-- START --

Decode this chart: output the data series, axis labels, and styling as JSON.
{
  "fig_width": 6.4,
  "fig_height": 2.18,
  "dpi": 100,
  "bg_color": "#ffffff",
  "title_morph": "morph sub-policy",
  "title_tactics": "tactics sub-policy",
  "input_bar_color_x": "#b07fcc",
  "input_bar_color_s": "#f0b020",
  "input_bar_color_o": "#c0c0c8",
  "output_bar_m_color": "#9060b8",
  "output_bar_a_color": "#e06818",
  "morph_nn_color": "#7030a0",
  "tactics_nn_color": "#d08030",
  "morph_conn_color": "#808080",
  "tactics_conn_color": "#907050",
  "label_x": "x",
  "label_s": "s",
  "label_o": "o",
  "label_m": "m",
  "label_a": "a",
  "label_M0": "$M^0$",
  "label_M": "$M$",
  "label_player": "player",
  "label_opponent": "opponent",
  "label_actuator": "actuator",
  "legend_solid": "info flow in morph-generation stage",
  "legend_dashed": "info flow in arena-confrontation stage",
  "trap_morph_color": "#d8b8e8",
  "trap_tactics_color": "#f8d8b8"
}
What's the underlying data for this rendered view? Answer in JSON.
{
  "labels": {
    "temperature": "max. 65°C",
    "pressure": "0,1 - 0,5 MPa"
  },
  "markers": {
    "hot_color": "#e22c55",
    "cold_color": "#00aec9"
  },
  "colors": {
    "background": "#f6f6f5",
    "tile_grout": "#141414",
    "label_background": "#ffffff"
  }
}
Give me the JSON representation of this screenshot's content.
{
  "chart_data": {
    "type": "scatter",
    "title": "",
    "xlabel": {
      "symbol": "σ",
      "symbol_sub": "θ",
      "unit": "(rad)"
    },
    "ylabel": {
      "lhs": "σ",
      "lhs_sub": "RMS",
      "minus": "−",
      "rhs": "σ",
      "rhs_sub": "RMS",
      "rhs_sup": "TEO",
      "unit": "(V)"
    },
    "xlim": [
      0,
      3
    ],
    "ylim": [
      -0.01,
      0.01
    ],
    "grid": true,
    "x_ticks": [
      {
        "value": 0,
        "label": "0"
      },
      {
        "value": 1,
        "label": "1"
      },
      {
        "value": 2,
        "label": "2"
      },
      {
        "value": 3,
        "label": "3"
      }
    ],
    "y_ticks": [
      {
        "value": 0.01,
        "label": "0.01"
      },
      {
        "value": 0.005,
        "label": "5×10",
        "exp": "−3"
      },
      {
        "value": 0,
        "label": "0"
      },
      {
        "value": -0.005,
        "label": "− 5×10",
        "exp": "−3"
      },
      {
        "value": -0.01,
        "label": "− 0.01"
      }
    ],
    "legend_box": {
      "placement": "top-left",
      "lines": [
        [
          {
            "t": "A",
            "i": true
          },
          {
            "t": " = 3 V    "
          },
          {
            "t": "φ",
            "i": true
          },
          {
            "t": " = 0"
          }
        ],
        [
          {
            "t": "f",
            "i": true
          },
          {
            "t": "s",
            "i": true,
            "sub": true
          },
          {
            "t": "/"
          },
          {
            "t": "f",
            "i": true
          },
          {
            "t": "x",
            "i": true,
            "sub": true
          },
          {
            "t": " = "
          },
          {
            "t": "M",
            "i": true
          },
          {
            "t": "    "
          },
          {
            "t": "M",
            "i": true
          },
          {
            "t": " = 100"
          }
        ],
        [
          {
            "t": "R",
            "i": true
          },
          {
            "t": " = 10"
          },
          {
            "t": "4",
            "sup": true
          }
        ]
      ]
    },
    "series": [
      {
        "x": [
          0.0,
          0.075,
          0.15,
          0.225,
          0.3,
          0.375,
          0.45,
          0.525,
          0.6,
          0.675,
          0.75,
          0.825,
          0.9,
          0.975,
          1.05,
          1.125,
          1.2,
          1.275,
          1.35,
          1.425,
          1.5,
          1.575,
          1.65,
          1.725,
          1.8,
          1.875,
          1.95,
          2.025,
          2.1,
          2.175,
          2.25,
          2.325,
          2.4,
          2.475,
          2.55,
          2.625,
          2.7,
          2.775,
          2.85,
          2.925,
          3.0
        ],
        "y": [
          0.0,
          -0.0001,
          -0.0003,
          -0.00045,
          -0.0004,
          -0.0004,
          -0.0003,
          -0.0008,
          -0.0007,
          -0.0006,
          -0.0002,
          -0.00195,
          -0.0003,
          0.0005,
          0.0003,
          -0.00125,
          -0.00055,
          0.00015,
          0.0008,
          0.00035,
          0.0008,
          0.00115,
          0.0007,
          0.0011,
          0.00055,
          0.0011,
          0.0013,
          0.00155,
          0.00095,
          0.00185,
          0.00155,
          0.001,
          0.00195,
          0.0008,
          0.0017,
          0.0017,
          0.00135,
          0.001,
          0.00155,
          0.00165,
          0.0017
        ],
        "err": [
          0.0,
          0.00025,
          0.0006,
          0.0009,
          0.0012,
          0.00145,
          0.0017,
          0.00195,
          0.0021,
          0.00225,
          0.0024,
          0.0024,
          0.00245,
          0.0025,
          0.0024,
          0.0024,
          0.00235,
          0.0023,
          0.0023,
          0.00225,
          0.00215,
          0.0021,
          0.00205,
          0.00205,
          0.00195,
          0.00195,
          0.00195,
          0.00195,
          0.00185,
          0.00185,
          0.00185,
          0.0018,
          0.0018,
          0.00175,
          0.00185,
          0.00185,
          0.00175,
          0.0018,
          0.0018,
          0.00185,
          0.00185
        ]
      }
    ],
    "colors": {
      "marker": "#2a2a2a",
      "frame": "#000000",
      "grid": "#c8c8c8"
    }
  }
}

-- END --

JOB: Pull out each line of the records holding the string "series".

COMPLETE ANSWER:
Decode this chart: output the data series, axis labels, and styling as JSON.
    "series": [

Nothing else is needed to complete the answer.